* Begin Extracted material *

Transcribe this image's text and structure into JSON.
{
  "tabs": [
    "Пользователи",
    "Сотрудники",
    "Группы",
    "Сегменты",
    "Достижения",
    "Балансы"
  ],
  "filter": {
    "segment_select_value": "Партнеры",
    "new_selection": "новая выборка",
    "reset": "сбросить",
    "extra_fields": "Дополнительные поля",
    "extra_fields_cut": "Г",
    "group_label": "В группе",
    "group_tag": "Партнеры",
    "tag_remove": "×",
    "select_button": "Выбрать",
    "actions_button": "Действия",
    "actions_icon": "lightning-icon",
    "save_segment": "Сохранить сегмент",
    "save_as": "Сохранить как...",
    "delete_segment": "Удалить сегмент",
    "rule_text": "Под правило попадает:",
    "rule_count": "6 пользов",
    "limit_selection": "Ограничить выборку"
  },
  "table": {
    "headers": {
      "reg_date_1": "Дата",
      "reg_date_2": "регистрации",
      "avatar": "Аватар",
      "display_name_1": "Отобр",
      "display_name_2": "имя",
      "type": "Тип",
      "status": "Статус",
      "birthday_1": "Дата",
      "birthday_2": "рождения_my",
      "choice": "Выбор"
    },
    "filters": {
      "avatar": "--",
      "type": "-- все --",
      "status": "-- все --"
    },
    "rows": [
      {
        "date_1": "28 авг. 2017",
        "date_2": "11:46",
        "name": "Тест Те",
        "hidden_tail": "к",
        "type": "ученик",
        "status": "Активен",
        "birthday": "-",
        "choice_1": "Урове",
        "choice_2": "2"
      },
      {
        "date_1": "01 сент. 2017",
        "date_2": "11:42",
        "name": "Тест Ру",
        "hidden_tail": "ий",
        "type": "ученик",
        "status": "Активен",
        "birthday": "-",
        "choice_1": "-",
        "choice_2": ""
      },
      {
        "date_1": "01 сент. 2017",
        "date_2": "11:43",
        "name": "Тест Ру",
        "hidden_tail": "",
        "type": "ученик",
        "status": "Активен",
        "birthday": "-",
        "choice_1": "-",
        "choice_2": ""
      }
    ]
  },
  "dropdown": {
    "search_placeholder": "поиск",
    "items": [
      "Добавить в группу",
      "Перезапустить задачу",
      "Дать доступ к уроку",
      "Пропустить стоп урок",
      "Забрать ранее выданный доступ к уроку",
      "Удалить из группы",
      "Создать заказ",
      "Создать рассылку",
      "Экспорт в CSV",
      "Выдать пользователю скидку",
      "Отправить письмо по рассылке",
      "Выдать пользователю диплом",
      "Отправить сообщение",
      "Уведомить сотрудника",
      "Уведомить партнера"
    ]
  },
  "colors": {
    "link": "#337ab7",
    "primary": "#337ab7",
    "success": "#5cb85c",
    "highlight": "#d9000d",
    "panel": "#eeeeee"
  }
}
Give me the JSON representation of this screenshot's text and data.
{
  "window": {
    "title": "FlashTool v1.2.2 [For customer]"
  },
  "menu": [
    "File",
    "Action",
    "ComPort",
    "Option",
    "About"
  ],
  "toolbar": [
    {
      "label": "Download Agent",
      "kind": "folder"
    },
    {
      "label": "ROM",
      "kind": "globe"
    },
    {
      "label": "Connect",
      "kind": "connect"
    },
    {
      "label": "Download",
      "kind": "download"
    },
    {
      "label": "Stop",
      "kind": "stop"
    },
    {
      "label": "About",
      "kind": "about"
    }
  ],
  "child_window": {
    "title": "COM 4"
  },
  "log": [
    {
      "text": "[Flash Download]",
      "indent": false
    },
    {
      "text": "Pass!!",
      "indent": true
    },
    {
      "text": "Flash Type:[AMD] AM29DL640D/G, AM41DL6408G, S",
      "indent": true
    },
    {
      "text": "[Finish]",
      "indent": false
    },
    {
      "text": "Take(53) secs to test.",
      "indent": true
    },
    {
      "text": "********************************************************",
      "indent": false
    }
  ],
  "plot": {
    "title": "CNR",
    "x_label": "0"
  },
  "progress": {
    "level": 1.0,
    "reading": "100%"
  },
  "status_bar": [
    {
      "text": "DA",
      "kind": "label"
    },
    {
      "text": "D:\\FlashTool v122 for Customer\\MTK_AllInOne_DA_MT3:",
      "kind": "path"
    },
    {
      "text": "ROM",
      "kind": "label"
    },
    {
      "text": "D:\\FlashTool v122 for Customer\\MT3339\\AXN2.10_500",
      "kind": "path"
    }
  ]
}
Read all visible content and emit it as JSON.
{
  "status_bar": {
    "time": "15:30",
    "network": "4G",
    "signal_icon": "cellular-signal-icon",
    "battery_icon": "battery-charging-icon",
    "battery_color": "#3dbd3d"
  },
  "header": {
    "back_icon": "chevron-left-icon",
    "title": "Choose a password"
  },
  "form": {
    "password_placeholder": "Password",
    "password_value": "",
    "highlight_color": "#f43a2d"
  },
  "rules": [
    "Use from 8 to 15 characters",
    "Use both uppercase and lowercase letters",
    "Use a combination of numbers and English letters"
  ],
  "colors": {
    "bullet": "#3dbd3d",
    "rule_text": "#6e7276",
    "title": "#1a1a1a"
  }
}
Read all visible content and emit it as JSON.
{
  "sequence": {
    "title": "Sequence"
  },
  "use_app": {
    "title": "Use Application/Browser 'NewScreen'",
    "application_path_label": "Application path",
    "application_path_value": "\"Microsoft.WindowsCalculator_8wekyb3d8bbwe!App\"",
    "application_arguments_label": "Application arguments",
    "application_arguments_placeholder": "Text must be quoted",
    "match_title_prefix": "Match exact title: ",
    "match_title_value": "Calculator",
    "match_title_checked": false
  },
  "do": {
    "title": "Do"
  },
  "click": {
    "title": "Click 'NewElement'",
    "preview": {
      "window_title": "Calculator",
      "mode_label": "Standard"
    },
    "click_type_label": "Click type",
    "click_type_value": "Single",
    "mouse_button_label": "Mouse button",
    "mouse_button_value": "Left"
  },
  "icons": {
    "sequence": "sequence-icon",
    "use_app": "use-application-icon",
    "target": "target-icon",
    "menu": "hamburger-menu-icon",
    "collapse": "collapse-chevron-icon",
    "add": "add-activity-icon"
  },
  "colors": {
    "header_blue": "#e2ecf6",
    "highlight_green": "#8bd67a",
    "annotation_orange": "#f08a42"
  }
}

* End Extracted material *

Given request: Recopy the whole listing exactly.

Response below:
Transcribe this image's text and structure into JSON.
{
  "tabs": [
    "Пользователи",
    "Сотрудники",
    "Группы",
    "Сегменты",
    "Достижения",
    "Балансы"
  ],
  "filter": {
    "segment_select_value": "Партнеры",
    "new_selection": "новая выборка",
    "reset": "сбросить",
    "extra_fields": "Дополнительные поля",
    "extra_fields_cut": "Г",
    "group_label": "В группе",
    "group_tag": "Партнеры",
    "tag_remove": "×",
    "select_button": "Выбрать",
    "actions_button": "Действия",
    "actions_icon": "lightning-icon",
    "save_segment": "Сохранить сегмент",
    "save_as": "Сохранить как...",
    "delete_segment": "Удалить сегмент",
    "rule_text": "Под правило попадает:",
    "rule_count": "6 пользов",
    "limit_selection": "Ограничить выборку"
  },
  "table": {
    "headers": {
      "reg_date_1": "Дата",
      "reg_date_2": "регистрации",
      "avatar": "Аватар",
      "display_name_1": "Отобр",
      "display_name_2": "имя",
      "type": "Тип",
      "status": "Статус",
      "birthday_1": "Дата",
      "birthday_2": "рождения_my",
      "choice": "Выбор"
    },
    "filters": {
      "avatar": "--",
      "type": "-- все --",
      "status": "-- все --"
    },
    "rows": [
      {
        "date_1": "28 авг. 2017",
        "date_2": "11:46",
        "name": "Тест Те",
        "hidden_tail": "к",
        "type": "ученик",
        "status": "Активен",
        "birthday": "-",
        "choice_1": "Урове",
        "choice_2": "2"
      },
      {
        "date_1": "01 сент. 2017",
        "date_2": "11:42",
        "name": "Тест Ру",
        "hidden_tail": "ий",
        "type": "ученик",
        "status": "Активен",
        "birthday": "-",
        "choice_1": "-",
        "choice_2": ""
      },
      {
        "date_1": "01 сент. 2017",
        "date_2": "11:43",
        "name": "Тест Ру",
        "hidden_tail": "",
        "type": "ученик",
        "status": "Активен",
        "birthday": "-",
        "choice_1": "-",
        "choice_2": ""
      }
    ]
  },
  "dropdown": {
    "search_placeholder": "поиск",
    "items": [
      "Добавить в группу",
      "Перезапустить задачу",
      "Дать доступ к уроку",
      "Пропустить стоп урок",
      "Забрать ранее выданный доступ к уроку",
      "Удалить из группы",
      "Создать заказ",
      "Создать рассылку",
      "Экспорт в CSV",
      "Выдать пользователю скидку",
      "Отправить письмо по рассылке",
      "Выдать пользователю диплом",
      "Отправить сообщение",
      "Уведомить сотрудника",
      "Уведомить партнера"
    ]
  },
  "colors": {
    "link": "#337ab7",
    "primary": "#337ab7",
    "success": "#5cb85c",
    "highlight": "#d9000d",
    "panel": "#eeeeee"
  }
}
Give me the JSON representation of this screenshot's text and data.
{
  "window": {
    "title": "FlashTool v1.2.2 [For customer]"
  },
  "menu": [
    "File",
    "Action",
    "ComPort",
    "Option",
    "About"
  ],
  "toolbar": [
    {
      "label": "Download Agent",
      "kind": "folder"
    },
    {
      "label": "ROM",
      "kind": "globe"
    },
    {
      "label": "Connect",
      "kind": "connect"
    },
    {
      "label": "Download",
      "kind": "download"
    },
    {
      "label": "Stop",
      "kind": "stop"
    },
    {
      "label": "About",
      "kind": "about"
    }
  ],
  "child_window": {
    "title": "COM 4"
  },
  "log": [
    {
      "text": "[Flash Download]",
      "indent": false
    },
    {
      "text": "Pass!!",
      "indent": true
    },
    {
      "text": "Flash Type:[AMD] AM29DL640D/G, AM41DL6408G, S",
      "indent": true
    },
    {
      "text": "[Finish]",
      "indent": false
    },
    {
      "text": "Take(53) secs to test.",
      "indent": true
    },
    {
      "text": "********************************************************",
      "indent": false
    }
  ],
  "plot": {
    "title": "CNR",
    "x_label": "0"
  },
  "progress": {
    "level": 1.0,
    "reading": "100%"
  },
  "status_bar": [
    {
      "text": "DA",
      "kind": "label"
    },
    {
      "text": "D:\\FlashTool v122 for Customer\\MTK_AllInOne_DA_MT3:",
      "kind": "path"
    },
    {
      "text": "ROM",
      "kind": "label"
    },
    {
      "text": "D:\\FlashTool v122 for Customer\\MT3339\\AXN2.10_500",
      "kind": "path"
    }
  ]
}
Read all visible content and emit it as JSON.
{
  "status_bar": {
    "time": "15:30",
    "network": "4G",
    "signal_icon": "cellular-signal-icon",
    "battery_icon": "battery-charging-icon",
    "battery_color": "#3dbd3d"
  },
  "header": {
    "back_icon": "chevron-left-icon",
    "title": "Choose a password"
  },
  "form": {
    "password_placeholder": "Password",
    "password_value": "",
    "highlight_color": "#f43a2d"
  },
  "rules": [
    "Use from 8 to 15 characters",
    "Use both uppercase and lowercase letters",
    "Use a combination of numbers and English letters"
  ],
  "colors": {
    "bullet": "#3dbd3d",
    "rule_text": "#6e7276",
    "title": "#1a1a1a"
  }
}
Read all visible content and emit it as JSON.
{
  "sequence": {
    "title": "Sequence"
  },
  "use_app": {
    "title": "Use Application/Browser 'NewScreen'",
    "application_path_label": "Application path",
    "application_path_value": "\"Microsoft.WindowsCalculator_8wekyb3d8bbwe!App\"",
    "application_arguments_label": "Application arguments",
    "application_arguments_placeholder": "Text must be quoted",
    "match_title_prefix": "Match exact title: ",
    "match_title_value": "Calculator",
    "match_title_checked": false
  },
  "do": {
    "title": "Do"
  },
  "click": {
    "title": "Click 'NewElement'",
    "preview": {
      "window_title": "Calculator",
      "mode_label": "Standard"
    },
    "click_type_label": "Click type",
    "click_type_value": "Single",
    "mouse_button_label": "Mouse button",
    "mouse_button_value": "Left"
  },
  "icons": {
    "sequence": "sequence-icon",
    "use_app": "use-application-icon",
    "target": "target-icon",
    "menu": "hamburger-menu-icon",
    "collapse": "collapse-chevron-icon",
    "add": "add-activity-icon"
  },
  "colors": {
    "header_blue": "#e2ecf6",
    "highlight_green": "#8bd67a",
    "annotation_orange": "#f08a42"
  }
}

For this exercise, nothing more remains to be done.